Stated problem>
Rewrite the data below, changing every "y-tick-label" to "y-axis-label" and leaving everything else as it is.

─── Records for this task ───

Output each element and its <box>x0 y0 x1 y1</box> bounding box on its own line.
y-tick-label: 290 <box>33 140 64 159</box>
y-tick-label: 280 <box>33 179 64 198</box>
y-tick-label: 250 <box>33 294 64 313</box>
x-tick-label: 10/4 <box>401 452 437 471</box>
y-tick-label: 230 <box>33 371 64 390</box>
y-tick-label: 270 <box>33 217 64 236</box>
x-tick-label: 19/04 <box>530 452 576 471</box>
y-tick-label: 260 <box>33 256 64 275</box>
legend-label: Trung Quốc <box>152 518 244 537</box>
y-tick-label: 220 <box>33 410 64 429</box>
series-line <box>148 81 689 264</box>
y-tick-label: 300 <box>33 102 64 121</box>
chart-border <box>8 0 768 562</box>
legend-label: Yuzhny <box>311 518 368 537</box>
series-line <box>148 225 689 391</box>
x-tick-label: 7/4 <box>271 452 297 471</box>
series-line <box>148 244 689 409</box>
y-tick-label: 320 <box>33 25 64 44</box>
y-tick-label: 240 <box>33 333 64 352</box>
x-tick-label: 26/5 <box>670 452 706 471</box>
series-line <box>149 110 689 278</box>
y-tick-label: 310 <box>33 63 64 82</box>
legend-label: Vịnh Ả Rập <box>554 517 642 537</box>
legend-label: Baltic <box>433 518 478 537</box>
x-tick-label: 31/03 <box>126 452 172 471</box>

───

Completed task>
Output each element and its <box>x0 y0 x1 y1</box> bounding box on its own line.
y-axis-label: 290 <box>33 140 64 159</box>
y-axis-label: 280 <box>33 179 64 198</box>
y-axis-label: 250 <box>33 294 64 313</box>
x-tick-label: 10/4 <box>401 452 437 471</box>
y-axis-label: 230 <box>33 371 64 390</box>
y-axis-label: 270 <box>33 217 64 236</box>
x-tick-label: 19/04 <box>530 452 576 471</box>
y-axis-label: 260 <box>33 256 64 275</box>
legend-label: Trung Quốc <box>152 518 244 537</box>
y-axis-label: 220 <box>33 410 64 429</box>
series-line <box>148 81 689 264</box>
y-axis-label: 300 <box>33 102 64 121</box>
chart-border <box>8 0 768 562</box>
legend-label: Yuzhny <box>311 518 368 537</box>
series-line <box>148 225 689 391</box>
x-tick-label: 7/4 <box>271 452 297 471</box>
series-line <box>148 244 689 409</box>
y-axis-label: 320 <box>33 25 64 44</box>
y-axis-label: 240 <box>33 333 64 352</box>
x-tick-label: 26/5 <box>670 452 706 471</box>
series-line <box>149 110 689 278</box>
y-axis-label: 310 <box>33 63 64 82</box>
legend-label: Vịnh Ả Rập <box>554 517 642 537</box>
legend-label: Baltic <box>433 518 478 537</box>
x-tick-label: 31/03 <box>126 452 172 471</box>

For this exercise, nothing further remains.